What you have to do. Return the whole listing, keeping every character the same.

Collected data
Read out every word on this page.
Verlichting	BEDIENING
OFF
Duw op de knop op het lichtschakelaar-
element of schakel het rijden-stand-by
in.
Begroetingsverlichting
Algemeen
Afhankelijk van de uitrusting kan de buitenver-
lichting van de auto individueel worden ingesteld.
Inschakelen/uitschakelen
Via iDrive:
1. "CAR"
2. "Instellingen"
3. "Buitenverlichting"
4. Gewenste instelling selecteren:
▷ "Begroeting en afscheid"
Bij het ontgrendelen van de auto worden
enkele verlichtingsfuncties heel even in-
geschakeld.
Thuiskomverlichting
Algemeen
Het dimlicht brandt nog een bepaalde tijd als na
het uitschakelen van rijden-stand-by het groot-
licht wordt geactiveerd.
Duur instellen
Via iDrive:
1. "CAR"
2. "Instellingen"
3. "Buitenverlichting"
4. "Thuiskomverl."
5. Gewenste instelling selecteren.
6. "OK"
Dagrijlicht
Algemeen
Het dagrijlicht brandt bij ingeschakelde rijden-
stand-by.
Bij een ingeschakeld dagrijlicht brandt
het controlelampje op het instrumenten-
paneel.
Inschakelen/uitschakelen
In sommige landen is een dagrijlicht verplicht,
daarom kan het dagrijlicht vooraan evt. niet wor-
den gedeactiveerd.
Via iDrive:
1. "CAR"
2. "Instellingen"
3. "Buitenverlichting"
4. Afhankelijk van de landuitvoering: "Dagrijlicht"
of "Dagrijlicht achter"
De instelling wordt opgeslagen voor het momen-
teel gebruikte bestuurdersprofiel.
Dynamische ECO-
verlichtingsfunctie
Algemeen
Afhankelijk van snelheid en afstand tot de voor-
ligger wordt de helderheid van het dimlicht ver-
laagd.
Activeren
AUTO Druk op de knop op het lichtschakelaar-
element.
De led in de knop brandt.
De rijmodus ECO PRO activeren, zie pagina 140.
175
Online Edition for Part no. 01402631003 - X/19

Exercise result.
Read out every word on this page.
Verlichting	BEDIENING
OFF
Duw op de knop op het lichtschakelaar-
element of schakel het rijden-stand-by
in.
Begroetingsverlichting
Algemeen
Afhankelijk van de uitrusting kan de buitenver-
lichting van de auto individueel worden ingesteld.
Inschakelen/uitschakelen
Via iDrive:
1. "CAR"
2. "Instellingen"
3. "Buitenverlichting"
4. Gewenste instelling selecteren:
▷ "Begroeting en afscheid"
Bij het ontgrendelen van de auto worden
enkele verlichtingsfuncties heel even in-
geschakeld.
Thuiskomverlichting
Algemeen
Het dimlicht brandt nog een bepaalde tijd als na
het uitschakelen van rijden-stand-by het groot-
licht wordt geactiveerd.
Duur instellen
Via iDrive:
1. "CAR"
2. "Instellingen"
3. "Buitenverlichting"
4. "Thuiskomverl."
5. Gewenste instelling selecteren.
6. "OK"
Dagrijlicht
Algemeen
Het dagrijlicht brandt bij ingeschakelde rijden-
stand-by.
Bij een ingeschakeld dagrijlicht brandt
het controlelampje op het instrumenten-
paneel.
Inschakelen/uitschakelen
In sommige landen is een dagrijlicht verplicht,
daarom kan het dagrijlicht vooraan evt. niet wor-
den gedeactiveerd.
Via iDrive:
1. "CAR"
2. "Instellingen"
3. "Buitenverlichting"
4. Afhankelijk van de landuitvoering: "Dagrijlicht"
of "Dagrijlicht achter"
De instelling wordt opgeslagen voor het momen-
teel gebruikte bestuurdersprofiel.
Dynamische ECO-
verlichtingsfunctie
Algemeen
Afhankelijk van snelheid en afstand tot de voor-
ligger wordt de helderheid van het dimlicht ver-
laagd.
Activeren
AUTO Druk op de knop op het lichtschakelaar-
element.
De led in de knop brandt.
De rijmodus ECO PRO activeren, zie pagina 140.
175
Online Edition for Part no. 01402631003 - X/19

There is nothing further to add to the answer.